>> BEGIN Selection

# How to control image size under 'edit in' function in Lightroom?



## Cre8tvGrl (Feb 5, 2013)

Hi everyone!  I'm hoping you can help me.  I've recently started using Lightroom which is quite helpful for large groups of images.  Occasionally I'm interested in doing extra tweaks on a photo and therefore need to edit it in Photoshop.  When I select 'Photo - Edit In' and then Photoshop, it opens a 16-bit image that isn't the largest RAW file output size available.  For instance, if I were to open the DNG or CR2 file from Bridge, I can select a 16 bit 6144 x 4096 (25.2MP) 300 dpi image to work with.  Lightroom is giving me a size down from that it would appear so if I were to crop into a section, I'm essentially handing over a 10" in length photo at 300 dpi to my client.  When opening the same image from Bridge, after my cropping is complete, it's 17" in length at 300 dpi.  That allows my clients a lot more flexibility size wise on their prints.

Would you know how to adjust the preferences on this in Lightroom?

Thanks!


----------



## Victoria Bampton (Feb 6, 2013)

Hi Cre8tvGrl, welcome to the forum!

What camera are you shooting?  When you're selecting that 6144x4096 size in Bridge, is that the native resolution or is it upsizing (i.e. does it have a + next to it?)

Assuming it's upsizing, I'd suggest sticking with the native resolution for the Edit in PS, and then upsize in the Export dialog before you give the clients their files.  No point wasting extra hard drive space, and you're not really gaining anything by upsizing at that earlier stage.


----------



## Cre8tvGrl (Feb 6, 2013)

Victoria Bampton said:


> Hi Cre8tvGrl, welcome to the forum!
> 
> What camera are you shooting?  When you're selecting that 6144x4096 size in Bridge, is that the native resolution or is it upsizing (i.e. does it have a + next to it?)
> 
> Assuming it's upsizing, I'd suggest sticking with the native resolution for the Edit in PS, and then upsize in the Export dialog before you give the clients their files.  No point wasting extra hard drive space, and you're not really gaining anything by upsizing at that earlier stage.

>> END Selection
>> BEGIN Dataset extract

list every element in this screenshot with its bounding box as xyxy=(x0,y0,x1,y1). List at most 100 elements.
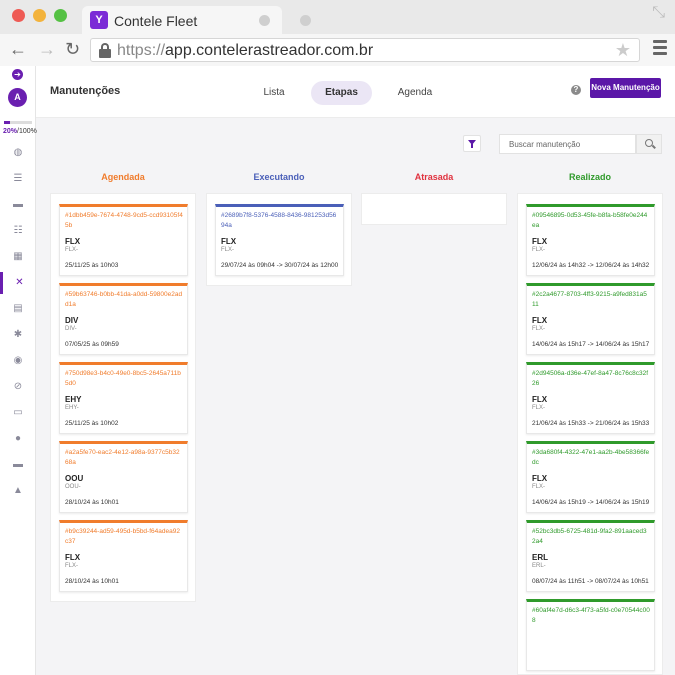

>> END Dataset extract

#### Goals:
A. Copy the passage of the Lightroom thread word for word, starting at "## Cre8tvGrl (Feb 5, 2013)" and ending at "on their prints.".
B. In the Lightroom thread, where does Victoria Bampton recommend upsizing the files before giving them to clients?
C. Extend the Lightroom forum thread beyond its last line.
The data have no role in this.

#### Responses to the tasks:
A.
## Cre8tvGrl (Feb 5, 2013)

Hi everyone!  I'm hoping you can help me.  I've recently started using Lightroom which is quite helpful for large groups of images.  Occasionally I'm interested in doing extra tweaks on a photo and therefore need to edit it in Photoshop.  When I select 'Photo - Edit In' and then Photoshop, it opens a 16-bit image that isn't the largest RAW file output size available.  For instance, if I were to open the DNG or CR2 file from Bridge, I can select a 16 bit 6144 x 4096 (25.2MP) 300 dpi image to work with.  Lightroom is giving me a size down from that it would appear so if I were to crop into a section, I'm essentially handing over a 10" in length photo at 300 dpi to my client.  When opening the same image from Bridge, after my cropping is complete, it's 17" in length at 300 dpi.  That allows my clients a lot more flexibility size wise on their prints.

B. In the Export dialog.

C.
Thanks for the warm welcome!

I'm using the Canon 7D.  You know, you're brilliant.  I checked it out and yes, it is upsizing when I select that in bridge.  It looks great though and when I'm done with my edits, I would love to save the full size version.  It seems a bit like overkill but if they decided to do a spread in the largest size photo book across two pages for example, that extra size would help immensely. 

I'm not familiar with the export technique you mention.  If I understand correctly, I can work my magic in Photoshop on the native sized version and then during the export, Lightroom knows how to apply those changes to the larger sized version?  Is this applicable even when implementing effects through Nik Software in Photoshop for example?  If so that's amazing!!

Thanks for your help on this!


----------



## Victoria Bampton (Feb 7, 2013)

Cre8tvGrl said:


> If I understand correctly, I can work my magic in Photoshop on the native sized version and then during the export, Lightroom knows how to apply those changes to the larger sized version?



Yes, basically.  When you're upsizing in Bridge, you're telling it to create additional pixels, so it has to make them up by looking at the surrounding pixels and 'guessing' what the new ones should be.  You can do exactly the same thing at a later stage in the workflow, when you Export the finished photo from Lightroom or by going to Image menu > Image Size in Photoshop.  Besides the extra speed and drive space you'll gain, it means that if you need a smaller size, you're only resampling once (when you pick the size at export) rather than twice (through Bridge and then again for the final size).


----------



## Cre8tvGrl (Feb 7, 2013)

Victoria Bampton said:


> Yes, basically.  When you're upsizing in Bridge, you're telling it to create additional pixels, so it has to make them up by looking at the surrounding pixels and 'guessing' what the new ones should be.  You can do exactly the same thing at a later stage in the workflow, when you Export the finished photo from Lightroom or by going to Image menu > Image Size in Photoshop.  Besides the extra speed and drive space you'll gain, it means that if you need a smaller size, you're only resampling once (when you pick the size at export) rather than twice (through Bridge and then again for the final size).



Oh awesome!! Thanks again for your assistance on this.  I greatly appreciate it!


----------



## RotationWood (Mar 21, 2013)

Can lightroom annotate the images? and if so, what annotating types are supported? thank a lot.


----------



## Brad Snyder (Mar 21, 2013)

RotationWood, welcome to the forums. 

The answers are respectively, "yes", and "several various types".  :shock:

Your question is a little bit too broad to answer cogently on the first try. Give us a bit more detail on what you hope/need to accomplish, and I'm sure we'll be able to help.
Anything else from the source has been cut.